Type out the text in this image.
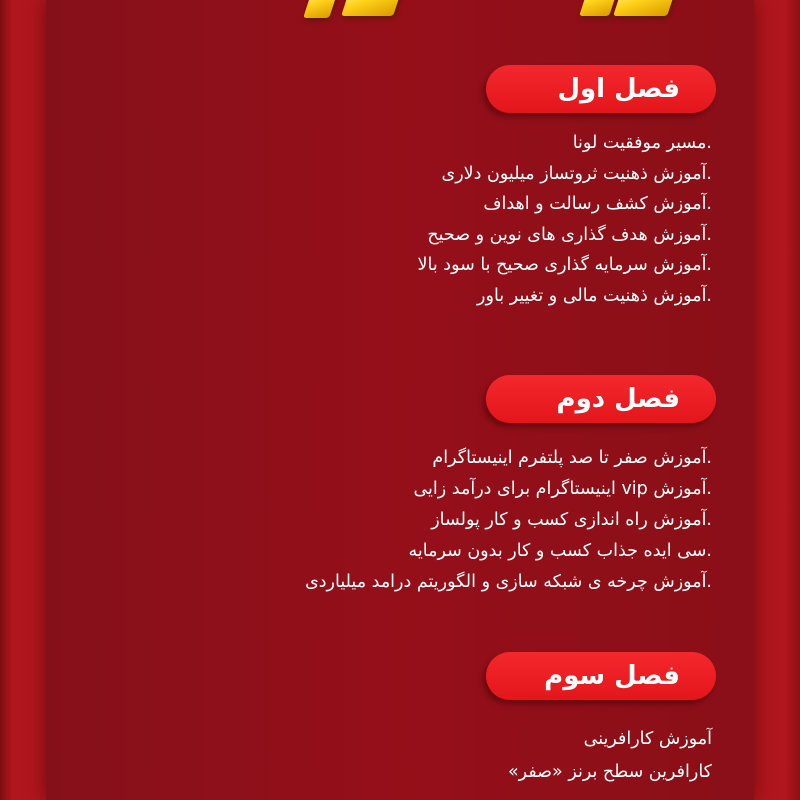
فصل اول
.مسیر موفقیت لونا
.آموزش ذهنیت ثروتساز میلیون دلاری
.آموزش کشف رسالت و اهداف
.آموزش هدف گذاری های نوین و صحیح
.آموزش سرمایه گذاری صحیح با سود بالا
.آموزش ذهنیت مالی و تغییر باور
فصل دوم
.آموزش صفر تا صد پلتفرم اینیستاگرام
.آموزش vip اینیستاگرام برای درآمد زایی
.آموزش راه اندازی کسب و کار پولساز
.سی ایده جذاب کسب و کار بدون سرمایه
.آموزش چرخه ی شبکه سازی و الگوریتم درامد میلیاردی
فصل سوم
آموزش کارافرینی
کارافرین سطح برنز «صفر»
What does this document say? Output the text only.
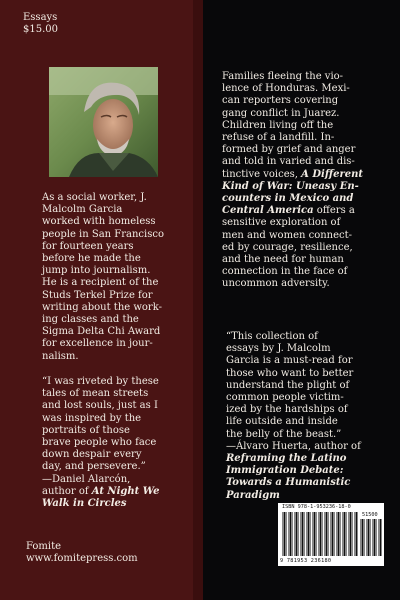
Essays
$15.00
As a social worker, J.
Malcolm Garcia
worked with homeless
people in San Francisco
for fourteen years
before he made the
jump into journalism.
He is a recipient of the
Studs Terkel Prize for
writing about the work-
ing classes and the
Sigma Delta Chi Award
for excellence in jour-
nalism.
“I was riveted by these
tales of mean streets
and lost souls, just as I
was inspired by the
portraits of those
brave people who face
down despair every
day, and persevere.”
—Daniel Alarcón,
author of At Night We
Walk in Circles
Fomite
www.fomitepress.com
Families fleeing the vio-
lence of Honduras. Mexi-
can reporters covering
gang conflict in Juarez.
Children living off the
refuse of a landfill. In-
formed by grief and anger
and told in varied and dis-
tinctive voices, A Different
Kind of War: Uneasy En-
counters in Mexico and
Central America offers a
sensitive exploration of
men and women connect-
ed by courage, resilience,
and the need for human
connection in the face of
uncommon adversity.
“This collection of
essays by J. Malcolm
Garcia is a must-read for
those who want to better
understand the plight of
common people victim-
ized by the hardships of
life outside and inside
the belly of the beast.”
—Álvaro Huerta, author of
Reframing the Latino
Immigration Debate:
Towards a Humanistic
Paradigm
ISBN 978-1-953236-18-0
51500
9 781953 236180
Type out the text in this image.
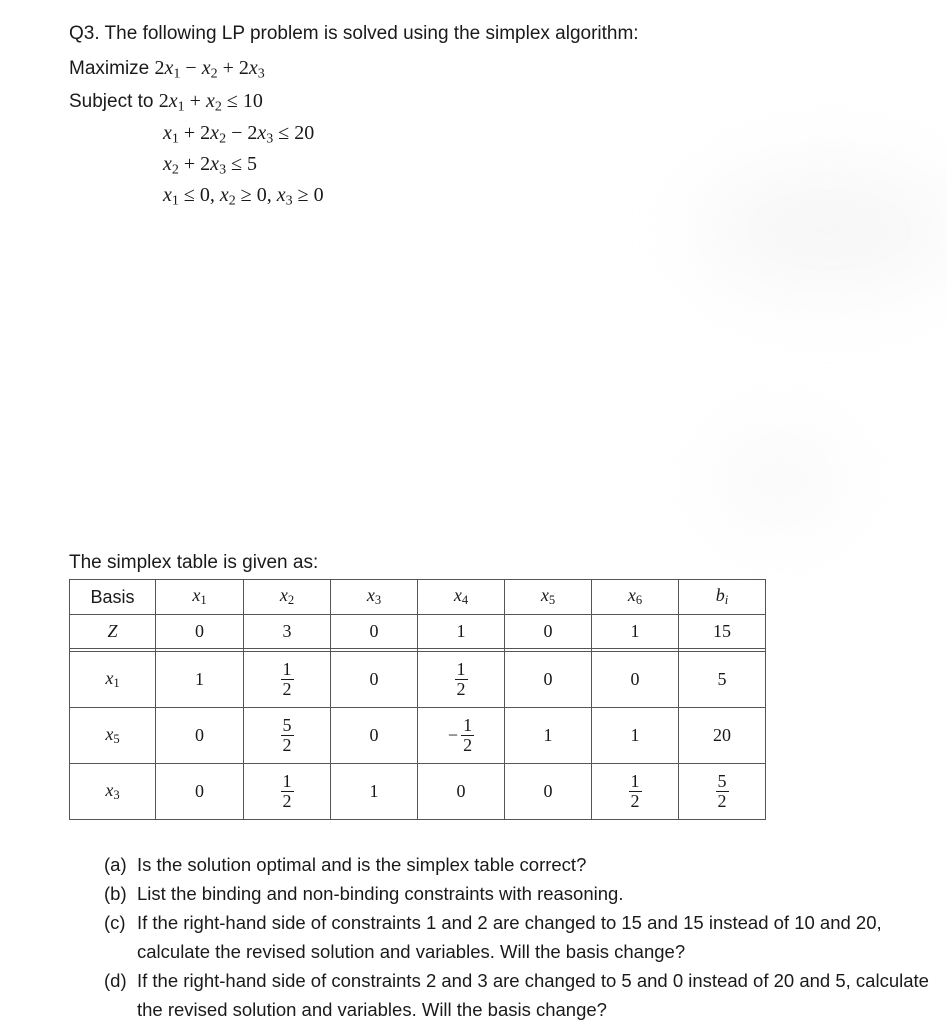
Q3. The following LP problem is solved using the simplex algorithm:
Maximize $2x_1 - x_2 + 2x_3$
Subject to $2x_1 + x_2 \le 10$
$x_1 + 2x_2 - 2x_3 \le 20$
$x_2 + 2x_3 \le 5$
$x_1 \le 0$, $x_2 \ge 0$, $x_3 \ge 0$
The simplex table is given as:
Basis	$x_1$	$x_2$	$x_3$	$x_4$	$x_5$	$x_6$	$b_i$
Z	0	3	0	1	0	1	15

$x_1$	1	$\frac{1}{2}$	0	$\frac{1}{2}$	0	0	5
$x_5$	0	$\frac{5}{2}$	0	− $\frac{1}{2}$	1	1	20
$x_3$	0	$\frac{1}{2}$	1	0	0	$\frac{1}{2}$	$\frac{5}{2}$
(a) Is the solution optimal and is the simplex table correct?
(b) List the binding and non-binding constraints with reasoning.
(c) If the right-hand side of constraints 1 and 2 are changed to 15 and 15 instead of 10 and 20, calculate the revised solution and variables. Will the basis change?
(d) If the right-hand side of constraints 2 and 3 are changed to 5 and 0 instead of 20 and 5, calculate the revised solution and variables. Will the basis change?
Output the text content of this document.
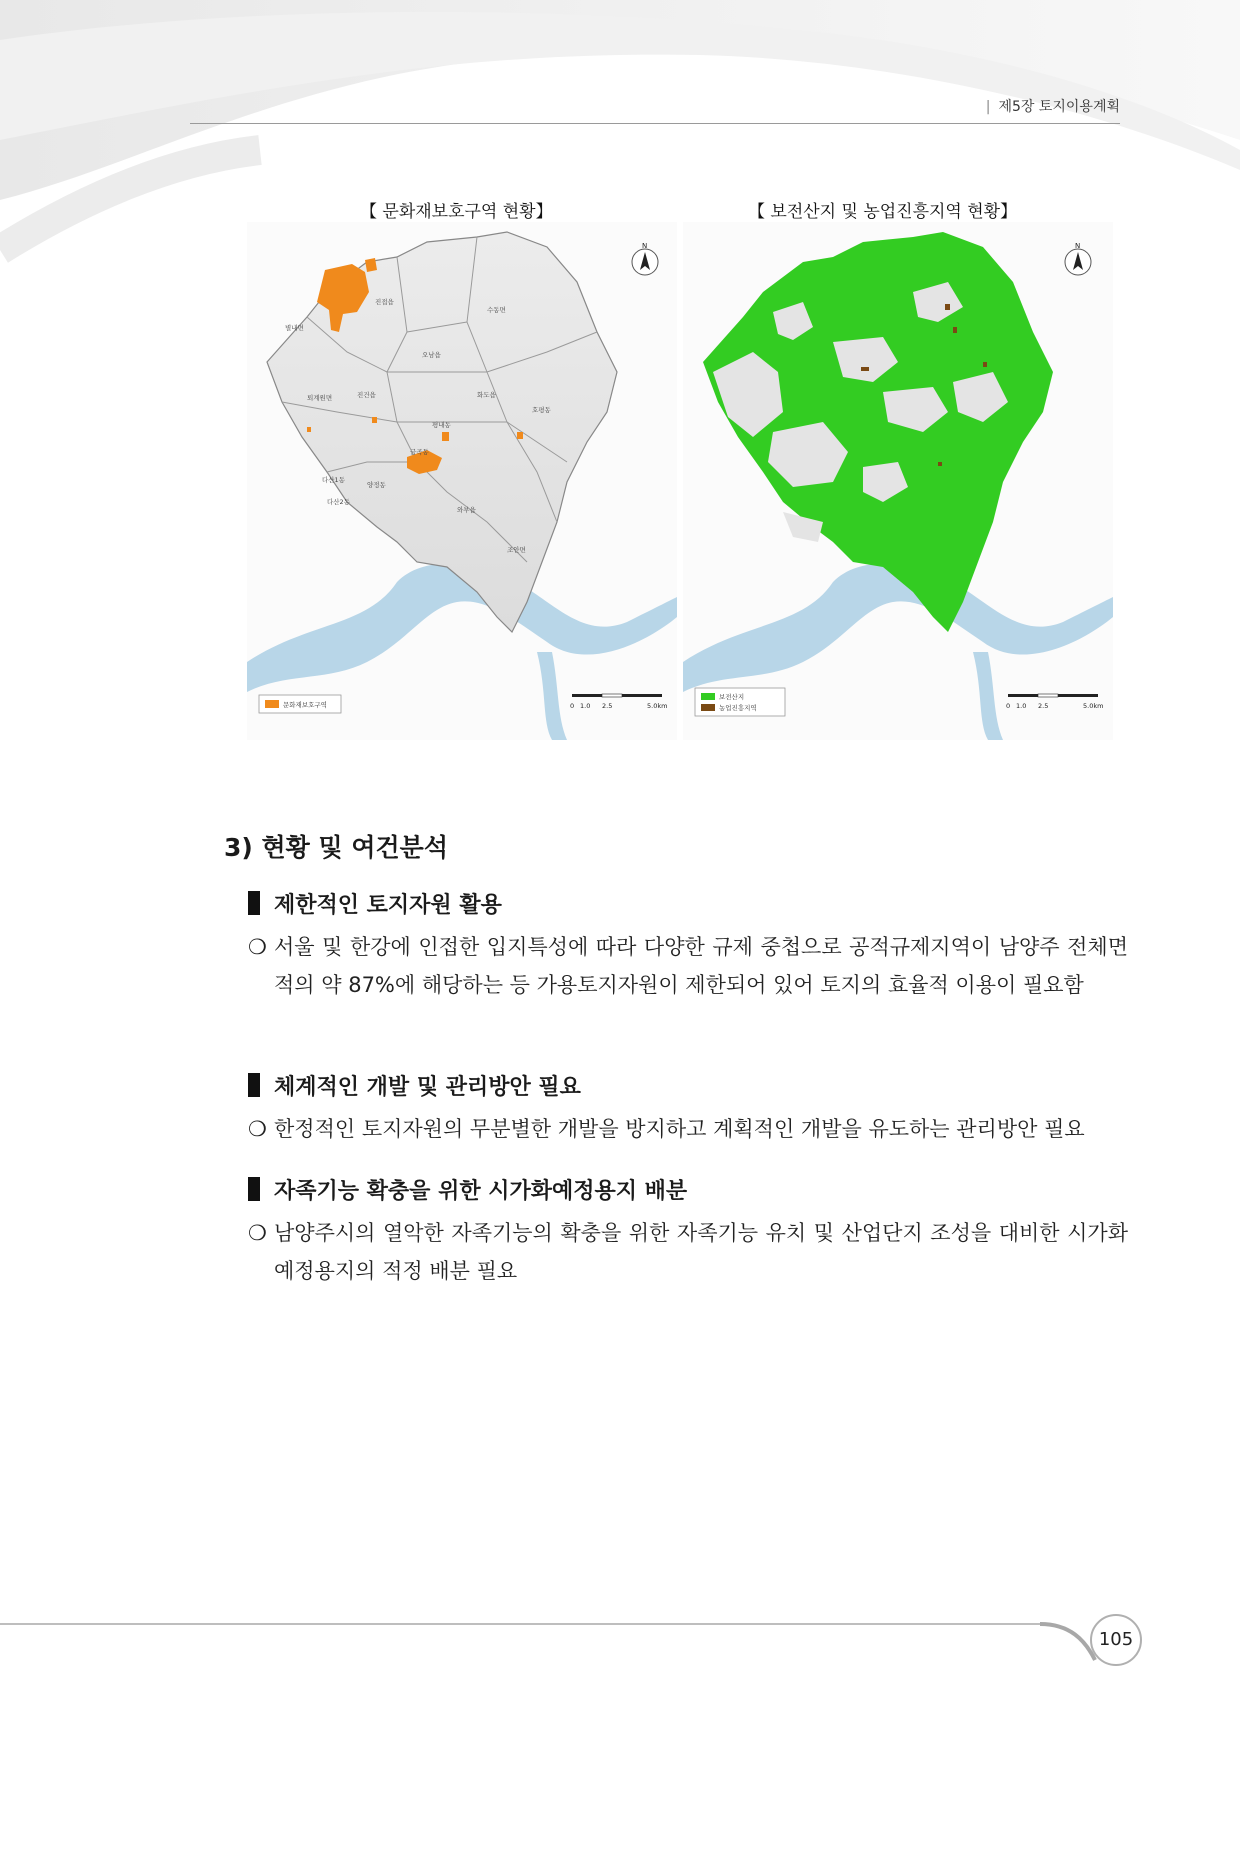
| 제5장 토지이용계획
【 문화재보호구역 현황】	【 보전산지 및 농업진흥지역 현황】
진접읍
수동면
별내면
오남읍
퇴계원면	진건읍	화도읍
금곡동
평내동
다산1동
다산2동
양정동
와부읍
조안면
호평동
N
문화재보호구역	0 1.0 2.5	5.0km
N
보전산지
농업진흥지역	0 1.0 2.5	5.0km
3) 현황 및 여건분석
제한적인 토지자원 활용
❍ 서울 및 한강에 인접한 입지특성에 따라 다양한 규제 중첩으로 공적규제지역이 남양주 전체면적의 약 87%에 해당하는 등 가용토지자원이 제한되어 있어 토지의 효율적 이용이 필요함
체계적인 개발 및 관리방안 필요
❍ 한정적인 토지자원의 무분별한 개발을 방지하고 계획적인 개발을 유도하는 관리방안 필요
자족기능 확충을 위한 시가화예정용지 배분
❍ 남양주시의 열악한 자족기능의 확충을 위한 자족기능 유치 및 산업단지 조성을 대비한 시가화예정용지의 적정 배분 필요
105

WHAT IS REQUIRED: Copy every line that contains the string "face".

RESULT OF THIS EXERCISE:
brave people who face
connection in the face of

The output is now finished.